Task input >>

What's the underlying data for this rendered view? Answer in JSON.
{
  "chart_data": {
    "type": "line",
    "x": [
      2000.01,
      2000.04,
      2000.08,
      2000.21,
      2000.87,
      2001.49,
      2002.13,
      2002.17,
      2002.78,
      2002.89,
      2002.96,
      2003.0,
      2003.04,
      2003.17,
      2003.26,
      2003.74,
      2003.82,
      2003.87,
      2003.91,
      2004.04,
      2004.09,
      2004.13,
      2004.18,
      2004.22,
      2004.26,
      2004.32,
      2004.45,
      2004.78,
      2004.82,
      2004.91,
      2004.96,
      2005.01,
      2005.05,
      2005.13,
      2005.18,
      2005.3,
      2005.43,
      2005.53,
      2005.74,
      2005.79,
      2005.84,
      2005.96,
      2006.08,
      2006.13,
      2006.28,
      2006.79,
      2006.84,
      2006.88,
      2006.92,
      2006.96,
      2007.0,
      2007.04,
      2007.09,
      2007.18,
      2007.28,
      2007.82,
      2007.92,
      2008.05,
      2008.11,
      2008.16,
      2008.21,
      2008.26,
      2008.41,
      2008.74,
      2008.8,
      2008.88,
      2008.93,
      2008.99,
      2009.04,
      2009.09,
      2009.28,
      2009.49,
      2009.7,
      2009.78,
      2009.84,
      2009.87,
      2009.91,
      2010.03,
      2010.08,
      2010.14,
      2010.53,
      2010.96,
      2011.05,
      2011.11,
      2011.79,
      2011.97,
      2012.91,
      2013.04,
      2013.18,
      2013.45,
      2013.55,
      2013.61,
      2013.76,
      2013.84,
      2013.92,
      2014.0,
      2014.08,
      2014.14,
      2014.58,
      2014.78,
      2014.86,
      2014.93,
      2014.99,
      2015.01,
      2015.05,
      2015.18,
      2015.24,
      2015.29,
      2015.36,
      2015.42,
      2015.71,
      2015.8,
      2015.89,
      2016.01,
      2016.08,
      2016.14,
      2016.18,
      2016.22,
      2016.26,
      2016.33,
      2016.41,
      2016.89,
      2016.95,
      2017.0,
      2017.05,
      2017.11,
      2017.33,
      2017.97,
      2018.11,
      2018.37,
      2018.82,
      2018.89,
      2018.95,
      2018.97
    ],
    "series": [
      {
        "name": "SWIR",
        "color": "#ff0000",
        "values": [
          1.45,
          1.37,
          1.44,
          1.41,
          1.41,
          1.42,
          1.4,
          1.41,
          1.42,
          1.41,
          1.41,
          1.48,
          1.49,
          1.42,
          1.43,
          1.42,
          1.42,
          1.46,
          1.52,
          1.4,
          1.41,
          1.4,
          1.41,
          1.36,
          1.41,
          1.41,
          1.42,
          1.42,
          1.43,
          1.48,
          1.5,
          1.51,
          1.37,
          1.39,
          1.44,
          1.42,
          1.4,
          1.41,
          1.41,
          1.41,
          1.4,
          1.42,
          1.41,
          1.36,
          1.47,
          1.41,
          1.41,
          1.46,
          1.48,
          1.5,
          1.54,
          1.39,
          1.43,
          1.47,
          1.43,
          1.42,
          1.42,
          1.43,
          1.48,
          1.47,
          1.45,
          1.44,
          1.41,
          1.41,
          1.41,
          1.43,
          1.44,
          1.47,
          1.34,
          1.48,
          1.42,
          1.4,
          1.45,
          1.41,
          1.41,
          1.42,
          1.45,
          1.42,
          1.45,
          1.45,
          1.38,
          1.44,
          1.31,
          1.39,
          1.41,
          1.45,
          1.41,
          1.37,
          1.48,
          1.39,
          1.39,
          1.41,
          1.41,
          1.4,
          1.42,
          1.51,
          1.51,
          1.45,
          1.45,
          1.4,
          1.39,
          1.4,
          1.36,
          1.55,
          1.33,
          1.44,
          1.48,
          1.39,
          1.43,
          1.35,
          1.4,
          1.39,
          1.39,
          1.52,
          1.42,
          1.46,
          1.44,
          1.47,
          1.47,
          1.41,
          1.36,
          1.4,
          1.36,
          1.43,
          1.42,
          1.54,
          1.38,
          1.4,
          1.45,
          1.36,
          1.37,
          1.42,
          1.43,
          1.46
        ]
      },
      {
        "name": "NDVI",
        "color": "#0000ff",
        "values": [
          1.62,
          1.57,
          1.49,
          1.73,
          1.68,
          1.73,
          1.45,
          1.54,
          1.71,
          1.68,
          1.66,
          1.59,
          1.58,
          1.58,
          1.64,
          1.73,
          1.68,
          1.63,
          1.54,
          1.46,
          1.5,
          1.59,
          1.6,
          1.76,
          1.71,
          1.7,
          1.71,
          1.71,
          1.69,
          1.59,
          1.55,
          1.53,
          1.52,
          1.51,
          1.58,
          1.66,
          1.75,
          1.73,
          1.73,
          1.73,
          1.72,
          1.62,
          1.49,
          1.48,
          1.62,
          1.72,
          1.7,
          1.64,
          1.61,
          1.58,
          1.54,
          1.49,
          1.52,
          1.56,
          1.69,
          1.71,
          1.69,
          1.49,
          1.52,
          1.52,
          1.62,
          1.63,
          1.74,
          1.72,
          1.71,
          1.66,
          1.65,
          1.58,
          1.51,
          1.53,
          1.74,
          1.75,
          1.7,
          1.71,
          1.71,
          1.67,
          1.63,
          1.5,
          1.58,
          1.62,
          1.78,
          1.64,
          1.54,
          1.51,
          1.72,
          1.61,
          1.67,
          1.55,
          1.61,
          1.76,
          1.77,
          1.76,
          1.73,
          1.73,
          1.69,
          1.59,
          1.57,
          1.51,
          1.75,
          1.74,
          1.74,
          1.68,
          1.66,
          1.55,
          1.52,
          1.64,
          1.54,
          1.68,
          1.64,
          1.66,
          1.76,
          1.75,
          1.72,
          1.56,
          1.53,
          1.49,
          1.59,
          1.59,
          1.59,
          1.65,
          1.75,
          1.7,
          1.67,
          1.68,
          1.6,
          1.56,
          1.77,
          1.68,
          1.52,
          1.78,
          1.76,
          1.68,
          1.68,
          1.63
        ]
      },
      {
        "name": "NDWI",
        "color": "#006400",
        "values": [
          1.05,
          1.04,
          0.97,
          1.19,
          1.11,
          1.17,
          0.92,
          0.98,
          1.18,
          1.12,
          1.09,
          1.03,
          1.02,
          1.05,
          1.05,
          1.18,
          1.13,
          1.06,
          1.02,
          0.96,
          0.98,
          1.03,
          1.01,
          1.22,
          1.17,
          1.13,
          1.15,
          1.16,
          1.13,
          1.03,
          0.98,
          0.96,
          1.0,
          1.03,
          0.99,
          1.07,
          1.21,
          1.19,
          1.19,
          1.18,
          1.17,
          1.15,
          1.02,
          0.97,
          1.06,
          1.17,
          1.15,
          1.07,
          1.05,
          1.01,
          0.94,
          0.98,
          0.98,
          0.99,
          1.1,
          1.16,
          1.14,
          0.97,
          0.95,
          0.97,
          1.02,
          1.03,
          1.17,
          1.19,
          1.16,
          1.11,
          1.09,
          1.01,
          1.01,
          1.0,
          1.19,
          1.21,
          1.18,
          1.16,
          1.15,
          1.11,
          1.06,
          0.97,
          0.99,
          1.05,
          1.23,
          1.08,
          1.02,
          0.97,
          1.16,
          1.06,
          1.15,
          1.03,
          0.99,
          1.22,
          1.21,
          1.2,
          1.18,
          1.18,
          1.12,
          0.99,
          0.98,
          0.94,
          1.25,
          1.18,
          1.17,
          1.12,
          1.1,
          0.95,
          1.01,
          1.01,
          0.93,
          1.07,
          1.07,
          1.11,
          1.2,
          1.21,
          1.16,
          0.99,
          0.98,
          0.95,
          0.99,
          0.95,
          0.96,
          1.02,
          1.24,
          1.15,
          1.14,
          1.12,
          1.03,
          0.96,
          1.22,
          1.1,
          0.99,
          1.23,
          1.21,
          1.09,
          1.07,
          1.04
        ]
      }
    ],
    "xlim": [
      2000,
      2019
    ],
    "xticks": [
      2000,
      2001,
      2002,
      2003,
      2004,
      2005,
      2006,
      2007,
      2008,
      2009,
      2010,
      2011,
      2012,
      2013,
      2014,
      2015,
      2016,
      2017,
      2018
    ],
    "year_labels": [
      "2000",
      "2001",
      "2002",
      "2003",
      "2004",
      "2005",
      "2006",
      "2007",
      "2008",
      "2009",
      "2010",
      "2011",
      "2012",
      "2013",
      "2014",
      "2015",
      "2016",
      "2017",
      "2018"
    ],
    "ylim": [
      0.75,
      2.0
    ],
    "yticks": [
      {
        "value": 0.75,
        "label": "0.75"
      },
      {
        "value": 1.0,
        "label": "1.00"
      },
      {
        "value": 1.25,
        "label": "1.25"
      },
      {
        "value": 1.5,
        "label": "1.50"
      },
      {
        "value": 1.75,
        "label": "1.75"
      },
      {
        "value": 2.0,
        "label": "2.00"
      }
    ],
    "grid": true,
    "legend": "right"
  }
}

Task details >>
In the records above, locate every line with the string "color" and copy it.

Solution to the exercise >>
        "color": "#ff0000",
        "color": "#0000ff",
        "color": "#006400",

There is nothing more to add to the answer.